Stated problem | Read the lines below and count those that have the word "Average". Respond with the number only.
** Start **
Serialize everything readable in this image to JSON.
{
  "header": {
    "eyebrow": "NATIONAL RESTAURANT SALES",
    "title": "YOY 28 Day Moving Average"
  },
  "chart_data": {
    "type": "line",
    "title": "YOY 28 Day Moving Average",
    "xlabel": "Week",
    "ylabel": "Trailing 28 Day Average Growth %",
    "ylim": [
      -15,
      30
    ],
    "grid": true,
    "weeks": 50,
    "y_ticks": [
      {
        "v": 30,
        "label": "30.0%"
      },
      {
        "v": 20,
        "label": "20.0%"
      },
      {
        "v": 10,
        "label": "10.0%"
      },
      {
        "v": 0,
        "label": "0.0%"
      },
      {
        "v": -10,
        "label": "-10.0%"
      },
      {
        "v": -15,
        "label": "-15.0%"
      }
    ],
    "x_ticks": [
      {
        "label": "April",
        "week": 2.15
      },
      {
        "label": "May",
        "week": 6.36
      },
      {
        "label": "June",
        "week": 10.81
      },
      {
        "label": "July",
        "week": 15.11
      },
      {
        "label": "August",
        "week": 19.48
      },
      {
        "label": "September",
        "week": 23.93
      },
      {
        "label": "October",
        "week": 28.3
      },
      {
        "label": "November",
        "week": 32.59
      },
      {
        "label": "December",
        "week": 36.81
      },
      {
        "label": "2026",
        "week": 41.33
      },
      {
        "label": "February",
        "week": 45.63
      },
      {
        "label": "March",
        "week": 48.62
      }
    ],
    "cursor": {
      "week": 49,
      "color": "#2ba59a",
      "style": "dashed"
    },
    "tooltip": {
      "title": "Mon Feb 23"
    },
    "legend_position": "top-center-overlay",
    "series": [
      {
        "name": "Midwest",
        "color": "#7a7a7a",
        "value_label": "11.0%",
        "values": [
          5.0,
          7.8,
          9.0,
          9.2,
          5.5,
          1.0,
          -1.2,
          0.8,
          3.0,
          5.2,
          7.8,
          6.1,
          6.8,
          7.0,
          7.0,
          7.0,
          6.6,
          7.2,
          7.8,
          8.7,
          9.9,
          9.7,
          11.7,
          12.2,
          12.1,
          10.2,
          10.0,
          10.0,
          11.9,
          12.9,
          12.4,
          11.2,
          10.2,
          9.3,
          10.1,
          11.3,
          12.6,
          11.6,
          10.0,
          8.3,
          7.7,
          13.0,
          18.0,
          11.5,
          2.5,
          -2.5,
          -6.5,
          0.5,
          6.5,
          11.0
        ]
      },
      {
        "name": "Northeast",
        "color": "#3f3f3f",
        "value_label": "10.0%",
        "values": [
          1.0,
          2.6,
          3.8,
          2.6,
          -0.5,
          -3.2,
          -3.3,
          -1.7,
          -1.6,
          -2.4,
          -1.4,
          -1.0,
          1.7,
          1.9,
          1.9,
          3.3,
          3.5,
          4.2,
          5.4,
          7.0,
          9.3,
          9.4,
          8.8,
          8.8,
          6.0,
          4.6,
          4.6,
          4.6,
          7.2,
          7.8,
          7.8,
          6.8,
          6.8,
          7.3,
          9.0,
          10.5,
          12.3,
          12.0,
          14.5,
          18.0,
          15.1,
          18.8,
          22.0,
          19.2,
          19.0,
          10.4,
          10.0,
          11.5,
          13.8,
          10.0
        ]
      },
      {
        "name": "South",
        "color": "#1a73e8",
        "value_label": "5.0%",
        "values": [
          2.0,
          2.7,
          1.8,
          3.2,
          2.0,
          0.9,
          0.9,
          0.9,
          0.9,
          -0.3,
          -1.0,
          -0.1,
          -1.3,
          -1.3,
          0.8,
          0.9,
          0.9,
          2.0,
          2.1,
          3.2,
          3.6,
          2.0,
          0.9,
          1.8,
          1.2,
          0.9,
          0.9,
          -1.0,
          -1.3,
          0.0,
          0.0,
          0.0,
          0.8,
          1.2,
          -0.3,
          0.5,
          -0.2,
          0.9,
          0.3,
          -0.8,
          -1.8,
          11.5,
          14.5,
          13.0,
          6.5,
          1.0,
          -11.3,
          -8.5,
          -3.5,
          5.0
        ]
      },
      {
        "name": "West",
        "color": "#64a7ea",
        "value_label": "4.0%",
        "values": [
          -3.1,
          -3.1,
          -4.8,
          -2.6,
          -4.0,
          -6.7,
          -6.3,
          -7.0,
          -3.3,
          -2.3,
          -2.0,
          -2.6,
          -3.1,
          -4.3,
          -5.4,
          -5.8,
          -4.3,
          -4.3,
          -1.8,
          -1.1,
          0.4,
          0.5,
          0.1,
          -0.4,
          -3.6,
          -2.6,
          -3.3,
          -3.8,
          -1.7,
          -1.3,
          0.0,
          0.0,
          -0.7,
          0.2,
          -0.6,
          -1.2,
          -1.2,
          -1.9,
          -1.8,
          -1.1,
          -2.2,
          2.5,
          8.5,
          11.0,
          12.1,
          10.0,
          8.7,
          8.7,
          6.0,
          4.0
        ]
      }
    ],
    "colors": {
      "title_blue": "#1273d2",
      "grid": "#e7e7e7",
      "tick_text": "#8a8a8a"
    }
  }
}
** End **
Answer | 3